▶ WRITTEN EXERCISE
Print all records exactly, leaving nothing out.

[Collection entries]
= = =

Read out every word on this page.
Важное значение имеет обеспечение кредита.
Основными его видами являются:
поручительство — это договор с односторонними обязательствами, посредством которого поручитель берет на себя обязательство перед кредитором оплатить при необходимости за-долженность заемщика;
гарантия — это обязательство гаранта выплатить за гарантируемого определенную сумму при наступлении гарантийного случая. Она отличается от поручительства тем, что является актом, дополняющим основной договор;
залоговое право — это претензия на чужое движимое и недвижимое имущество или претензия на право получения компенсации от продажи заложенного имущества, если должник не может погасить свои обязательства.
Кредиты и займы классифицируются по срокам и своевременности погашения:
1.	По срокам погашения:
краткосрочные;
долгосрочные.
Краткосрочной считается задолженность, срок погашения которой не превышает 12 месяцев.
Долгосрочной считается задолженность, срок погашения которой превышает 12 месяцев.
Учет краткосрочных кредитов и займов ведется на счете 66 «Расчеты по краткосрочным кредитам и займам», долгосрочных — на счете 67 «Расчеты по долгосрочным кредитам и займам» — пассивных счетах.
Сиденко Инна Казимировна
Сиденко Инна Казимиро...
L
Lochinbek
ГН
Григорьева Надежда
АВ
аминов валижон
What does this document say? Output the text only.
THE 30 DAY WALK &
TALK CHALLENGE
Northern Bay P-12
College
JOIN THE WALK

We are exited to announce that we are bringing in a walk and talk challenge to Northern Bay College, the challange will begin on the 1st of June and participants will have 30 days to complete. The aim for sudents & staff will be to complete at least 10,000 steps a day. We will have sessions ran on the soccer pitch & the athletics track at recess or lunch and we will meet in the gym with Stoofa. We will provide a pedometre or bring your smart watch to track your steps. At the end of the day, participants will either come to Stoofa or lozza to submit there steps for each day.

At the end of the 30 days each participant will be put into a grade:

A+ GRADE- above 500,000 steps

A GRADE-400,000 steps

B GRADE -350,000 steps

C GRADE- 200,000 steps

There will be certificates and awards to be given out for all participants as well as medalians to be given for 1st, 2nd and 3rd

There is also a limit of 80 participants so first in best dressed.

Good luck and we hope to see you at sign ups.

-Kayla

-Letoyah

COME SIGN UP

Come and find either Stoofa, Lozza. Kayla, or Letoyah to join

= = =

▶ SOLUTION TO THIS PROBLEM
Read out every word on this page.
Важное значение имеет обеспечение кредита.
Основными его видами являются:
поручительство — это договор с односторонними обязательствами, посредством которого поручитель берет на себя обязательство перед кредитором оплатить при необходимости за-долженность заемщика;
гарантия — это обязательство гаранта выплатить за гарантируемого определенную сумму при наступлении гарантийного случая. Она отличается от поручительства тем, что является актом, дополняющим основной договор;
залоговое право — это претензия на чужое движимое и недвижимое имущество или претензия на право получения компенсации от продажи заложенного имущества, если должник не может погасить свои обязательства.
Кредиты и займы классифицируются по срокам и своевременности погашения:
1.	По срокам погашения:
краткосрочные;
долгосрочные.
Краткосрочной считается задолженность, срок погашения которой не превышает 12 месяцев.
Долгосрочной считается задолженность, срок погашения которой превышает 12 месяцев.
Учет краткосрочных кредитов и займов ведется на счете 66 «Расчеты по краткосрочным кредитам и займам», долгосрочных — на счете 67 «Расчеты по долгосрочным кредитам и займам» — пассивных счетах.
Сиденко Инна Казимировна
Сиденко Инна Казимиро...
L
Lochinbek
ГН
Григорьева Надежда
АВ
аминов валижон
What does this document say? Output the text only.
THE 30 DAY WALK &
TALK CHALLENGE
Northern Bay P-12
College
JOIN THE WALK

We are exited to announce that we are bringing in a walk and talk challenge to Northern Bay College, the challange will begin on the 1st of June and participants will have 30 days to complete. The aim for sudents & staff will be to complete at least 10,000 steps a day. We will have sessions ran on the soccer pitch & the athletics track at recess or lunch and we will meet in the gym with Stoofa. We will provide a pedometre or bring your smart watch to track your steps. At the end of the day, participants will either come to Stoofa or lozza to submit there steps for each day.

At the end of the 30 days each participant will be put into a grade:

A+ GRADE- above 500,000 steps

A GRADE-400,000 steps

B GRADE -350,000 steps

C GRADE- 200,000 steps

There will be certificates and awards to be given out for all participants as well as medalians to be given for 1st, 2nd and 3rd

There is also a limit of 80 participants so first in best dressed.

Good luck and we hope to see you at sign ups.

-Kayla

-Letoyah

COME SIGN UP

Come and find either Stoofa, Lozza. Kayla, or Letoyah to join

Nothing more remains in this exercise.